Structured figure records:
---+---

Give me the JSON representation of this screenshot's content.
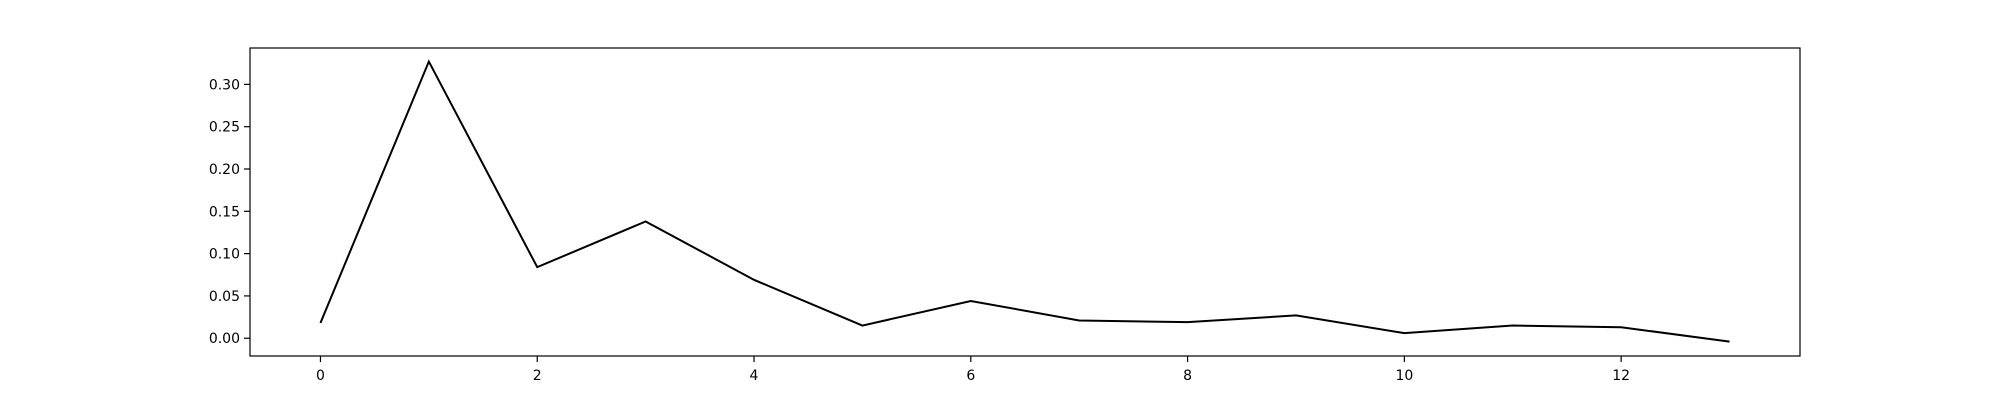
{
  "chart_data": {
    "type": "line",
    "title": "",
    "xlabel": "",
    "ylabel": "",
    "xlim": [
      -0.65,
      13.65
    ],
    "ylim": [
      -0.021,
      0.343
    ],
    "x_ticks": [
      0,
      2,
      4,
      6,
      8,
      10,
      12
    ],
    "x_tick_labels": [
      "0",
      "2",
      "4",
      "6",
      "8",
      "10",
      "12"
    ],
    "y_ticks": [
      0.0,
      0.05,
      0.1,
      0.15,
      0.2,
      0.25,
      0.3
    ],
    "y_tick_labels": [
      "0.00",
      "0.05",
      "0.10",
      "0.15",
      "0.20",
      "0.25",
      "0.30"
    ],
    "grid": false,
    "series": [
      {
        "color": "#000000",
        "x": [
          0,
          1,
          2,
          3,
          4,
          5,
          6,
          7,
          8,
          9,
          10,
          11,
          12,
          13
        ],
        "values": [
          0.018,
          0.327,
          0.084,
          0.138,
          0.069,
          0.015,
          0.044,
          0.021,
          0.019,
          0.027,
          0.006,
          0.015,
          0.013,
          -0.004
        ]
      }
    ]
  }
}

---+---

Reproduce the material above in full, exactly, with no images.

Give me the JSON representation of this screenshot's content.
{
  "chart_data": {
    "type": "line",
    "title": "",
    "xlabel": "",
    "ylabel": "",
    "xlim": [
      -0.65,
      13.65
    ],
    "ylim": [
      -0.021,
      0.343
    ],
    "x_ticks": [
      0,
      2,
      4,
      6,
      8,
      10,
      12
    ],
    "x_tick_labels": [
      "0",
      "2",
      "4",
      "6",
      "8",
      "10",
      "12"
    ],
    "y_ticks": [
      0.0,
      0.05,
      0.1,
      0.15,
      0.2,
      0.25,
      0.3
    ],
    "y_tick_labels": [
      "0.00",
      "0.05",
      "0.10",
      "0.15",
      "0.20",
      "0.25",
      "0.30"
    ],
    "grid": false,
    "series": [
      {
        "color": "#000000",
        "x": [
          0,
          1,
          2,
          3,
          4,
          5,
          6,
          7,
          8,
          9,
          10,
          11,
          12,
          13
        ],
        "values": [
          0.018,
          0.327,
          0.084,
          0.138,
          0.069,
          0.015,
          0.044,
          0.021,
          0.019,
          0.027,
          0.006,
          0.015,
          0.013,
          -0.004
        ]
      }
    ]
  }
}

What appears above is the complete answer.